## start MATERIAL FOR THIS EXERCISE

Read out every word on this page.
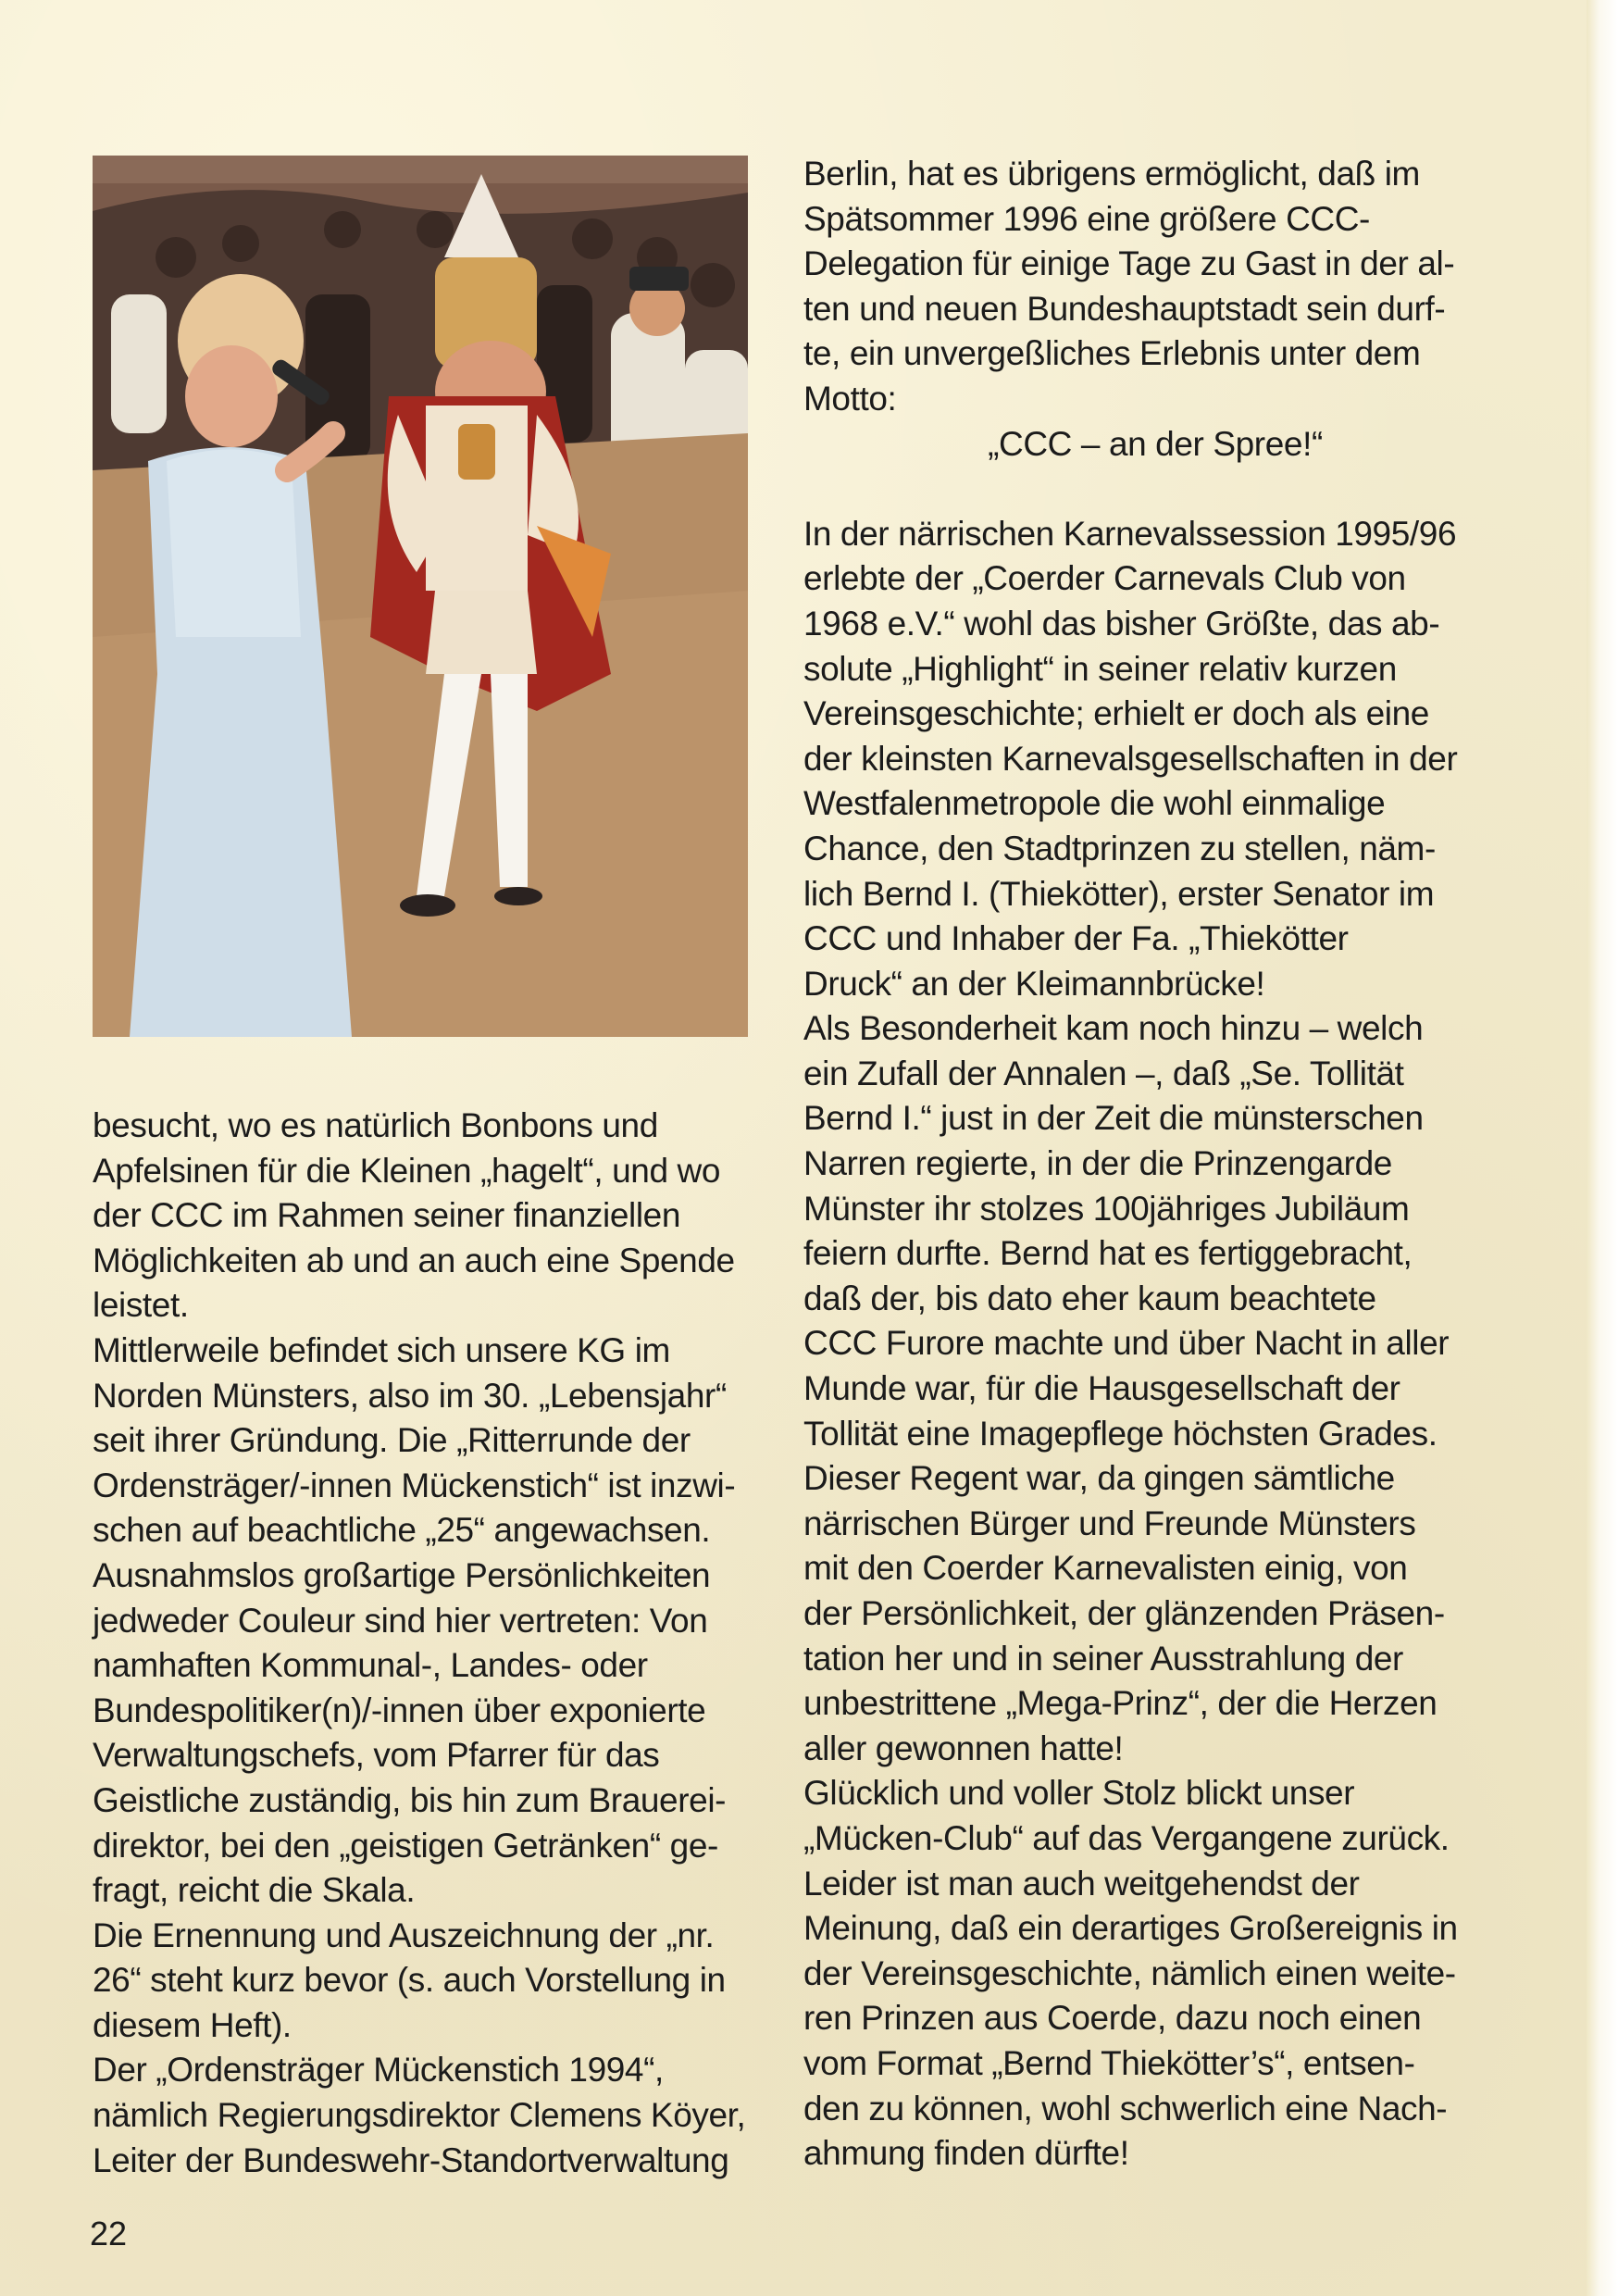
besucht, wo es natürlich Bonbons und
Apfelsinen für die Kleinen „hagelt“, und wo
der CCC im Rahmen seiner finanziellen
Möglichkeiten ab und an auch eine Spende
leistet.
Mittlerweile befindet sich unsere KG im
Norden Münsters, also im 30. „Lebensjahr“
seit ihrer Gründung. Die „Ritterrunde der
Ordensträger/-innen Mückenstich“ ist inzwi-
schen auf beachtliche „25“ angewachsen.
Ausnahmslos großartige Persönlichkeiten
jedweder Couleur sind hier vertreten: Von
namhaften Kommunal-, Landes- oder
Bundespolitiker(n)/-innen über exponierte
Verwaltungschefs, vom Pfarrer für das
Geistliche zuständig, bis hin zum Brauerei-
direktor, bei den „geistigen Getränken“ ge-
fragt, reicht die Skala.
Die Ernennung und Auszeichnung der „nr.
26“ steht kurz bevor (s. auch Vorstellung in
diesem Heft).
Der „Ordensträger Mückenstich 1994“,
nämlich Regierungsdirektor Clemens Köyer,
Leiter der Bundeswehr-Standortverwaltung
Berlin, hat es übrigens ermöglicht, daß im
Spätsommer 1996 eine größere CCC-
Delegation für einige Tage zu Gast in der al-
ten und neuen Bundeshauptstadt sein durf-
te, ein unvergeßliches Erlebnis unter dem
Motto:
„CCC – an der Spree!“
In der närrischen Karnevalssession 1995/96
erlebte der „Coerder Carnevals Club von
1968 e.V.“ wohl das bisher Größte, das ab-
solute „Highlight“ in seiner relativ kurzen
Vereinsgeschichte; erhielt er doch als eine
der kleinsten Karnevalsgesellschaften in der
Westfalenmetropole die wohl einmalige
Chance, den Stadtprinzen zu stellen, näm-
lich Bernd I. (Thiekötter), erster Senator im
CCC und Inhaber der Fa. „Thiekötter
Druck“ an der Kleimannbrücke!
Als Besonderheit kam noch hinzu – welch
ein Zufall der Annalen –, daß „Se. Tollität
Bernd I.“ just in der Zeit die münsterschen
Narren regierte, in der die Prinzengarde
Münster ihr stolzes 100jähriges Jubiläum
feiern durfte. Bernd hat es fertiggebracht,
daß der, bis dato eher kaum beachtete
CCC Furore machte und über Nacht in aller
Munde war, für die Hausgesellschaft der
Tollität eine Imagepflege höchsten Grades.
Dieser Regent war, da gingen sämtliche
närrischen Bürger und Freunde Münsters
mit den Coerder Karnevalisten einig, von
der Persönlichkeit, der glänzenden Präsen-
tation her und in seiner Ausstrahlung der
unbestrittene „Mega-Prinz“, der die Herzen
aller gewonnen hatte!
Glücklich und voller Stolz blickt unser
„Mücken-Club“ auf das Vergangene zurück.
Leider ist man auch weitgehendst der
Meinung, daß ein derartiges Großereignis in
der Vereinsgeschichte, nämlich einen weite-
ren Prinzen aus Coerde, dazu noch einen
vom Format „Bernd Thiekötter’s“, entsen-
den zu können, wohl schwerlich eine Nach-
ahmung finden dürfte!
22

## end MATERIAL FOR THIS EXERCISE

#### WHAT THIS TASK INVOLVES:
Reproduce the listing above exactly, excluding all pictures.

#### OUTPUT OF THE EXERCISE:
Read out every word on this page.
besucht, wo es natürlich Bonbons und
Apfelsinen für die Kleinen „hagelt“, und wo
der CCC im Rahmen seiner finanziellen
Möglichkeiten ab und an auch eine Spende
leistet.
Mittlerweile befindet sich unsere KG im
Norden Münsters, also im 30. „Lebensjahr“
seit ihrer Gründung. Die „Ritterrunde der
Ordensträger/-innen Mückenstich“ ist inzwi-
schen auf beachtliche „25“ angewachsen.
Ausnahmslos großartige Persönlichkeiten
jedweder Couleur sind hier vertreten: Von
namhaften Kommunal-, Landes- oder
Bundespolitiker(n)/-innen über exponierte
Verwaltungschefs, vom Pfarrer für das
Geistliche zuständig, bis hin zum Brauerei-
direktor, bei den „geistigen Getränken“ ge-
fragt, reicht die Skala.
Die Ernennung und Auszeichnung der „nr.
26“ steht kurz bevor (s. auch Vorstellung in
diesem Heft).
Der „Ordensträger Mückenstich 1994“,
nämlich Regierungsdirektor Clemens Köyer,
Leiter der Bundeswehr-Standortverwaltung
Berlin, hat es übrigens ermöglicht, daß im
Spätsommer 1996 eine größere CCC-
Delegation für einige Tage zu Gast in der al-
ten und neuen Bundeshauptstadt sein durf-
te, ein unvergeßliches Erlebnis unter dem
Motto:
„CCC – an der Spree!“
In der närrischen Karnevalssession 1995/96
erlebte der „Coerder Carnevals Club von
1968 e.V.“ wohl das bisher Größte, das ab-
solute „Highlight“ in seiner relativ kurzen
Vereinsgeschichte; erhielt er doch als eine
der kleinsten Karnevalsgesellschaften in der
Westfalenmetropole die wohl einmalige
Chance, den Stadtprinzen zu stellen, näm-
lich Bernd I. (Thiekötter), erster Senator im
CCC und Inhaber der Fa. „Thiekötter
Druck“ an der Kleimannbrücke!
Als Besonderheit kam noch hinzu – welch
ein Zufall der Annalen –, daß „Se. Tollität
Bernd I.“ just in der Zeit die münsterschen
Narren regierte, in der die Prinzengarde
Münster ihr stolzes 100jähriges Jubiläum
feiern durfte. Bernd hat es fertiggebracht,
daß der, bis dato eher kaum beachtete
CCC Furore machte und über Nacht in aller
Munde war, für die Hausgesellschaft der
Tollität eine Imagepflege höchsten Grades.
Dieser Regent war, da gingen sämtliche
närrischen Bürger und Freunde Münsters
mit den Coerder Karnevalisten einig, von
der Persönlichkeit, der glänzenden Präsen-
tation her und in seiner Ausstrahlung der
unbestrittene „Mega-Prinz“, der die Herzen
aller gewonnen hatte!
Glücklich und voller Stolz blickt unser
„Mücken-Club“ auf das Vergangene zurück.
Leider ist man auch weitgehendst der
Meinung, daß ein derartiges Großereignis in
der Vereinsgeschichte, nämlich einen weite-
ren Prinzen aus Coerde, dazu noch einen
vom Format „Bernd Thiekötter’s“, entsen-
den zu können, wohl schwerlich eine Nach-
ahmung finden dürfte!
22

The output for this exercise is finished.